What follows is a set of records, each of which is to be written out exactly.

## BEGIN

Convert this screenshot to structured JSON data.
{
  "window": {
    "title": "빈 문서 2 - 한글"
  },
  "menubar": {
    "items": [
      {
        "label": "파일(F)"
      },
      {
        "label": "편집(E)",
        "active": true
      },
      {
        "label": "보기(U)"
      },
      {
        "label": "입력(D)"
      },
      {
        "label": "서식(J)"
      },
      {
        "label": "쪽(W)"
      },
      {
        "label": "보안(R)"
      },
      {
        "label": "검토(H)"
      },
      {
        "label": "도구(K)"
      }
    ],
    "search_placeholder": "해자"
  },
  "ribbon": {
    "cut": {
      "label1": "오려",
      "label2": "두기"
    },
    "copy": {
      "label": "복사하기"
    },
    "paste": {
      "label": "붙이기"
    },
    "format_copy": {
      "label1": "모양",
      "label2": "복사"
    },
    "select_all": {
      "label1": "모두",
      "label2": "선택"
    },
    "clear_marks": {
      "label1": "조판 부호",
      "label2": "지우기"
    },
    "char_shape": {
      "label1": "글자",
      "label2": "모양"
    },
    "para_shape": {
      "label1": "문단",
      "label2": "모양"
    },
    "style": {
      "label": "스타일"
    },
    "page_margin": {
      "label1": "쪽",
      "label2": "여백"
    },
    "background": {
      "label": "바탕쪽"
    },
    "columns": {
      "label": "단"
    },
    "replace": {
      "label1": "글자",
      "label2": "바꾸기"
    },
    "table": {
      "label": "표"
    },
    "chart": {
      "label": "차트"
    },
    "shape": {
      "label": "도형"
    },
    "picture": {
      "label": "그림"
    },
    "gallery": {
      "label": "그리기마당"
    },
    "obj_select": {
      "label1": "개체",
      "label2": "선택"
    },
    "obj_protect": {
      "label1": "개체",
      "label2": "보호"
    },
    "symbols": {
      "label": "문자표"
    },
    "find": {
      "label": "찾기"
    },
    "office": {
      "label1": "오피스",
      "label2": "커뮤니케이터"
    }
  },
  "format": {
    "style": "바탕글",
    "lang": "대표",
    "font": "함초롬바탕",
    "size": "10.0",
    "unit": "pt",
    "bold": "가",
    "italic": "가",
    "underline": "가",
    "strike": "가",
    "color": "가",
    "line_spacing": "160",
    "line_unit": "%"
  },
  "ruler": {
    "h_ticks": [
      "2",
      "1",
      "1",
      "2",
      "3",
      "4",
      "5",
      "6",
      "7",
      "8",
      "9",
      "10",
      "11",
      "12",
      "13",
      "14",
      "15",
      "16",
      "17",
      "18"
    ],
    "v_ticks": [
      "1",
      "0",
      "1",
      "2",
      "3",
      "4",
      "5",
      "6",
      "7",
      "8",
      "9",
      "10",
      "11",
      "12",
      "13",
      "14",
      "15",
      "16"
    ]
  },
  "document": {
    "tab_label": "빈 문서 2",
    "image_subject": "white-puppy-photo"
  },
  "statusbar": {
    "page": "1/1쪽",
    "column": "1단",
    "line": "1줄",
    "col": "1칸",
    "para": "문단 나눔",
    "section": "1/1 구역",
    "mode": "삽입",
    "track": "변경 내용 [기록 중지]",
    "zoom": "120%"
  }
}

## END

--- Full output ---
Convert this screenshot to structured JSON data.
{
  "window": {
    "title": "빈 문서 2 - 한글"
  },
  "menubar": {
    "items": [
      {
        "label": "파일(F)"
      },
      {
        "label": "편집(E)",
        "active": true
      },
      {
        "label": "보기(U)"
      },
      {
        "label": "입력(D)"
      },
      {
        "label": "서식(J)"
      },
      {
        "label": "쪽(W)"
      },
      {
        "label": "보안(R)"
      },
      {
        "label": "검토(H)"
      },
      {
        "label": "도구(K)"
      }
    ],
    "search_placeholder": "해자"
  },
  "ribbon": {
    "cut": {
      "label1": "오려",
      "label2": "두기"
    },
    "copy": {
      "label": "복사하기"
    },
    "paste": {
      "label": "붙이기"
    },
    "format_copy": {
      "label1": "모양",
      "label2": "복사"
    },
    "select_all": {
      "label1": "모두",
      "label2": "선택"
    },
    "clear_marks": {
      "label1": "조판 부호",
      "label2": "지우기"
    },
    "char_shape": {
      "label1": "글자",
      "label2": "모양"
    },
    "para_shape": {
      "label1": "문단",
      "label2": "모양"
    },
    "style": {
      "label": "스타일"
    },
    "page_margin": {
      "label1": "쪽",
      "label2": "여백"
    },
    "background": {
      "label": "바탕쪽"
    },
    "columns": {
      "label": "단"
    },
    "replace": {
      "label1": "글자",
      "label2": "바꾸기"
    },
    "table": {
      "label": "표"
    },
    "chart": {
      "label": "차트"
    },
    "shape": {
      "label": "도형"
    },
    "picture": {
      "label": "그림"
    },
    "gallery": {
      "label": "그리기마당"
    },
    "obj_select": {
      "label1": "개체",
      "label2": "선택"
    },
    "obj_protect": {
      "label1": "개체",
      "label2": "보호"
    },
    "symbols": {
      "label": "문자표"
    },
    "find": {
      "label": "찾기"
    },
    "office": {
      "label1": "오피스",
      "label2": "커뮤니케이터"
    }
  },
  "format": {
    "style": "바탕글",
    "lang": "대표",
    "font": "함초롬바탕",
    "size": "10.0",
    "unit": "pt",
    "bold": "가",
    "italic": "가",
    "underline": "가",
    "strike": "가",
    "color": "가",
    "line_spacing": "160",
    "line_unit": "%"
  },
  "ruler": {
    "h_ticks": [
      "2",
      "1",
      "1",
      "2",
      "3",
      "4",
      "5",
      "6",
      "7",
      "8",
      "9",
      "10",
      "11",
      "12",
      "13",
      "14",
      "15",
      "16",
      "17",
      "18"
    ],
    "v_ticks": [
      "1",
      "0",
      "1",
      "2",
      "3",
      "4",
      "5",
      "6",
      "7",
      "8",
      "9",
      "10",
      "11",
      "12",
      "13",
      "14",
      "15",
      "16"
    ]
  },
  "document": {
    "tab_label": "빈 문서 2",
    "image_subject": "white-puppy-photo"
  },
  "statusbar": {
    "page": "1/1쪽",
    "column": "1단",
    "line": "1줄",
    "col": "1칸",
    "para": "문단 나눔",
    "section": "1/1 구역",
    "mode": "삽입",
    "track": "변경 내용 [기록 중지]",
    "zoom": "120%"
  }
}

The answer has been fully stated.